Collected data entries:
>>
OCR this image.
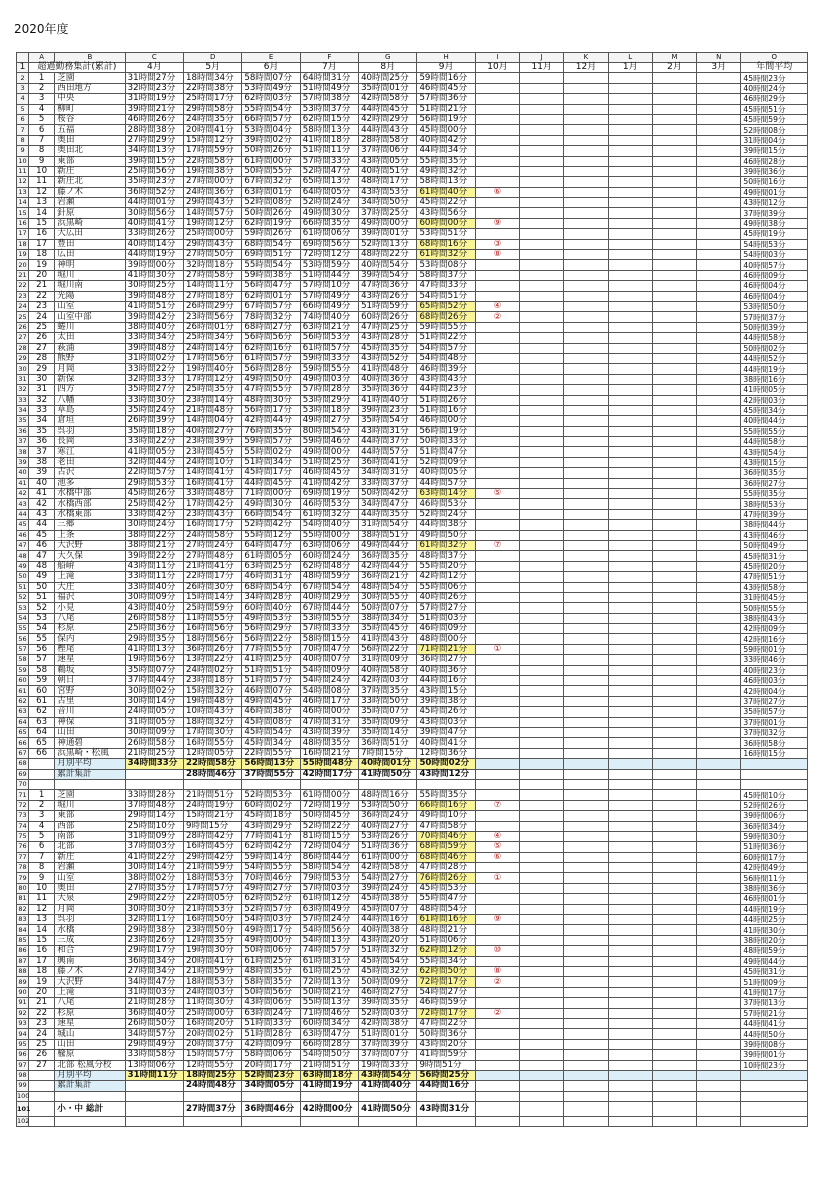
2020年度
	A	B	C	D	E	F	G	H	I	J	K	L	M	N	O
1	超過勤務集計(累計)		4月	5月	6月	7月	8月	9月	10月	11月	12月	1月	2月	3月	年間平均
2	1	芝園	31時間27分	18時間34分	58時間07分	64時間31分	40時間25分	59時間16分							45時間23分
3	2	西田地方	32時間23分	22時間38分	53時間49分	51時間49分	35時間01分	46時間45分							40時間24分
4	3	中央	31時間19分	25時間17分	62時間03分	57時間38分	42時間58分	57時間36分							46時間29分
5	4	柳町	39時間21分	29時間58分	55時間54分	53時間37分	44時間45分	51時間21分							45時間51分
6	5	桜谷	46時間26分	24時間35分	66時間57分	62時間15分	42時間29分	56時間19分							45時間59分
7	6	五福	28時間38分	20時間41分	53時間04分	58時間13分	44時間43分	45時間00分							52時間08分
8	7	奥田	27時間29分	15時間12分	39時間02分	41時間18分	28時間58分	40時間42分							31時間04分
9	8	奥田北	34時間13分	17時間59分	50時間26分	51時間11分	37時間06分	44時間34分							39時間15分
10	9	東部	39時間15分	22時間58分	61時間00分	57時間33分	43時間05分	55時間35分							46時間28分
11	10	新庄	25時間56分	19時間38分	50時間55分	52時間47分	40時間51分	49時間32分							39時間36分
12	11	新庄北	35時間23分	27時間00分	67時間32分	65時間13分	48時間17分	58時間13分							50時間16分
13	12	藤ノ木	36時間52分	24時間36分	63時間01分	64時間05分	43時間53分	61時間40分	⑥						49時間01分
14	13	岩瀬	44時間01分	29時間43分	52時間08分	52時間24分	34時間50分	45時間22分							43時間12分
15	14	針原	30時間56分	14時間57分	50時間26分	49時間30分	37時間25分	43時間56分							37時間39分
16	15	浜黒崎	40時間41分	19時間12分	62時間19分	66時間35分	49時間00分	60時間00分	⑨						49時間38分
17	16	大広田	33時間26分	25時間00分	59時間26分	61時間06分	39時間01分	53時間51分							45時間19分
18	17	豊田	40時間14分	29時間43分	68時間54分	69時間56分	52時間13分	68時間16分	③						54時間53分
19	18	広田	44時間19分	27時間50分	69時間51分	72時間12分	48時間22分	61時間32分	⑧						54時間03分
20	19	神明	39時間00分	32時間18分	55時間54分	53時間59分	40時間54分	53時間08分							40時間57分
21	20	堀川	41時間30分	27時間58分	59時間38分	51時間44分	39時間54分	58時間37分							46時間09分
22	21	堀川南	30時間25分	14時間11分	56時間47分	57時間10分	47時間36分	47時間33分							46時間04分
23	22	光陽	39時間48分	27時間18分	62時間01分	57時間49分	43時間26分	54時間51分							46時間04分
24	23	山室	41時間51分	26時間29分	67時間57分	66時間49分	51時間59分	65時間52分	④						53時間50分
25	24	山室中部	39時間42分	23時間56分	78時間32分	74時間40分	60時間26分	68時間26分	②						57時間37分
26	25	蜷川	38時間40分	26時間01分	68時間27分	63時間21分	47時間25分	59時間55分							50時間39分
27	26	太田	33時間34分	25時間34分	56時間56分	56時間53分	43時間28分	51時間22分							44時間58分
28	27	萩浦	39時間48分	24時間14分	62時間16分	61時間57分	45時間35分	54時間57分							50時間02分
29	28	熊野	31時間02分	17時間56分	61時間57分	59時間33分	43時間52分	54時間48分							44時間52分
30	29	月岡	33時間22分	19時間40分	56時間28分	59時間55分	41時間48分	46時間39分							44時間19分
31	30	新保	32時間33分	17時間12分	49時間50分	49時間03分	40時間36分	43時間43分							38時間16分
32	31	四方	35時間27分	25時間35分	47時間55分	57時間28分	35時間36分	44時間23分							41時間05分
33	32	八幡	33時間30分	23時間14分	48時間30分	53時間29分	41時間40分	51時間26分							42時間03分
34	33	草島	35時間24分	21時間48分	56時間17分	53時間18分	39時間23分	51時間16分							45時間34分
35	34	倉垣	26時間39分	14時間04分	42時間44分	49時間27分	35時間54分	46時間00分							40時間44分
36	35	呉羽	35時間18分	40時間27分	76時間35分	80時間54分	43時間31分	56時間19分							55時間55分
37	36	長岡	33時間22分	23時間39分	59時間57分	59時間46分	44時間37分	50時間33分							44時間58分
38	37	寒江	41時間05分	23時間45分	55時間02分	49時間00分	44時間57分	51時間47分							43時間54分
39	38	老田	32時間44分	24時間10分	51時間34分	51時間25分	36時間41分	52時間09分							43時間15分
40	39	古沢	22時間57分	14時間41分	45時間17分	46時間45分	34時間31分	40時間05分							36時間35分
41	40	池多	29時間53分	16時間41分	44時間45分	41時間42分	33時間37分	44時間57分							36時間27分
42	41	水橋中部	45時間26分	33時間48分	71時間00分	69時間19分	50時間42分	63時間14分	⑤						55時間35分
43	42	水橋西部	25時間42分	17時間42分	49時間30分	46時間53分	34時間47分	46時間53分							38時間53分
44	43	水橋東部	33時間42分	23時間43分	66時間54分	61時間32分	44時間35分	52時間24分							47時間39分
45	44	三郷	30時間24分	16時間17分	52時間42分	54時間40分	31時間54分	44時間38分							38時間44分
46	45	上条	38時間22分	24時間58分	55時間12分	55時間00分	38時間51分	49時間50分							43時間46分
47	46	大沢野	38時間21分	27時間24分	64時間47分	63時間06分	49時間44分	61時間32分	⑦						50時間49分
48	47	大久保	39時間22分	27時間48分	61時間05分	60時間24分	36時間35分	48時間37分							45時間31分
49	48	船峅	43時間11分	21時間41分	63時間25分	62時間48分	42時間44分	55時間20分							45時間20分
50	49	上滝	33時間11分	22時間17分	46時間31分	48時間59分	36時間21分	42時間12分							47時間51分
51	50	大庄	33時間40分	26時間30分	68時間54分	67時間54分	48時間54分	55時間06分							43時間58分
52	51	福沢	30時間09分	15時間14分	34時間28分	40時間29分	30時間55分	40時間26分							31時間45分
53	52	小見	43時間40分	25時間59分	60時間40分	67時間44分	50時間07分	57時間27分							50時間55分
54	53	八尾	26時間58分	11時間55分	49時間53分	53時間55分	38時間34分	51時間03分							38時間43分
55	54	杉原	25時間36分	16時間56分	56時間29分	57時間33分	35時間45分	46時間09分							42時間09分
56	55	保内	29時間35分	18時間56分	56時間22分	58時間15分	41時間43分	48時間00分							42時間16分
57	56	樫尾	41時間13分	36時間26分	77時間55分	70時間47分	56時間22分	71時間21分	①						59時間01分
58	57	速星	19時間56分	13時間22分	41時間25分	40時間07分	31時間09分	36時間27分							33時間46分
59	58	鵜坂	35時間07分	24時間02分	51時間51分	54時間09分	40時間58分	40時間36分							40時間23分
60	59	朝日	37時間44分	23時間18分	51時間57分	54時間24分	42時間03分	44時間16分							46時間03分
61	60	宮野	30時間02分	15時間32分	46時間07分	54時間08分	37時間35分	43時間15分							42時間04分
62	61	古里	30時間14分	19時間48分	49時間45分	46時間17分	33時間50分	39時間38分							37時間27分
63	62	音川	24時間05分	10時間43分	46時間38分	46時間00分	35時間07分	45時間26分							35時間57分
64	63	神保	31時間05分	18時間32分	45時間08分	47時間31分	35時間09分	43時間03分							37時間01分
65	64	山田	30時間09分	17時間30分	45時間54分	43時間39分	35時間14分	39時間47分							37時間32分
66	65	神通碧	26時間58分	16時間55分	45時間34分	48時間35分	36時間51分	40時間41分							36時間58分
67	66	浜黒崎・松風	21時間25分	12時間05分	22時間55分	16時間21分	7時間15分	12時間36分							16時間15分
68		月別平均	34時間33分	22時間58分	56時間13分	55時間48分	40時間01分	50時間02分							
69		累計集計		28時間46分	37時間55分	42時間17分	41時間50分	43時間12分							
70															
71	1	芝園	33時間28分	21時間51分	52時間53分	61時間00分	48時間16分	55時間35分							45時間10分
72	2	堀川	37時間48分	24時間19分	60時間02分	72時間19分	53時間50分	66時間16分	⑦						52時間26分
73	3	東部	29時間14分	15時間21分	45時間18分	50時間45分	36時間24分	49時間10分							39時間06分
74	4	西部	25時間10分	9時間15分	43時間29分	52時間22分	40時間27分	47時間58分							36時間34分
75	5	南部	31時間09分	28時間42分	77時間41分	81時間15分	53時間26分	70時間46分	④						59時間30分
76	6	北部	37時間03分	16時間45分	62時間42分	72時間04分	51時間36分	68時間59分	⑤						51時間36分
77	7	新庄	41時間22分	29時間42分	59時間14分	86時間44分	61時間00分	68時間46分	⑥						60時間17分
78	8	岩瀬	30時間14分	21時間59分	54時間55分	58時間54分	42時間58分	47時間28分							42時間49分
79	9	山室	38時間02分	18時間53分	70時間46分	79時間53分	54時間27分	76時間26分	①						56時間11分
80	10	奥田	27時間35分	17時間57分	49時間27分	57時間03分	39時間24分	45時間53分							38時間36分
81	11	大泉	29時間22分	22時間05分	62時間52分	61時間12分	45時間38分	55時間47分							46時間01分
82	12	月岡	30時間30分	21時間53分	52時間57分	63時間49分	45時間07分	48時間54分							44時間19分
83	13	呉羽	32時間11分	16時間50分	54時間03分	57時間24分	44時間16分	61時間16分	⑨						44時間25分
84	14	水橋	29時間38分	23時間50分	49時間17分	54時間56分	40時間38分	48時間21分							41時間30分
85	15	三成	23時間26分	12時間35分	49時間00分	54時間13分	43時間20分	51時間06分							38時間20分
86	16	和合	29時間17分	19時間30分	50時間06分	74時間57分	51時間32分	62時間12分	⑩						48時間59分
87	17	興南	36時間34分	20時間41分	61時間25分	61時間31分	45時間54分	55時間34分							49時間44分
88	18	藤ノ木	27時間34分	21時間59分	48時間35分	61時間25分	45時間32分	62時間50分	⑧						45時間31分
89	19	大沢野	34時間47分	18時間53分	58時間35分	72時間13分	50時間09分	72時間17分	②						51時間09分
90	20	上滝	31時間03分	24時間03分	50時間56分	50時間21分	46時間27分	54時間27分							41時間17分
91	21	八尾	21時間28分	11時間30分	43時間06分	55時間13分	39時間35分	46時間59分							37時間13分
92	22	杉原	36時間40分	25時間00分	63時間24分	71時間46分	52時間03分	72時間17分	②						57時間21分
93	23	速星	26時間50分	16時間20分	51時間33分	60時間34分	42時間38分	47時間22分							44時間41分
94	24	城山	34時間57分	20時間02分	51時間28分	63時間47分	51時間01分	50時間36分							44時間50分
95	25	山田	29時間49分	20時間37分	42時間09分	66時間28分	37時間39分	43時間20分							39時間08分
96	26	楡原	33時間58分	15時間57分	58時間06分	54時間50分	37時間07分	41時間59分							39時間01分
97	27	北部 松風分校	13時間06分	12時間55分	20時間17分	21時間51分	19時間33分	9時間51分							10時間23分
98		月別平均	31時間11分	18時間25分	52時間23分	63時間18分	43時間54分	56時間25分							
99		累計集計		24時間48分	34時間05分	41時間19分	41時間40分	44時間16分							
100															
101		小・中 総計		27時間37分	36時間46分	42時間00分	41時間50分	43時間31分							
102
<<
WRITTEN TASK
Return only the count of lines in the records that hold the word "月別平均".

ANSWER FOR THIS EXERCISE
2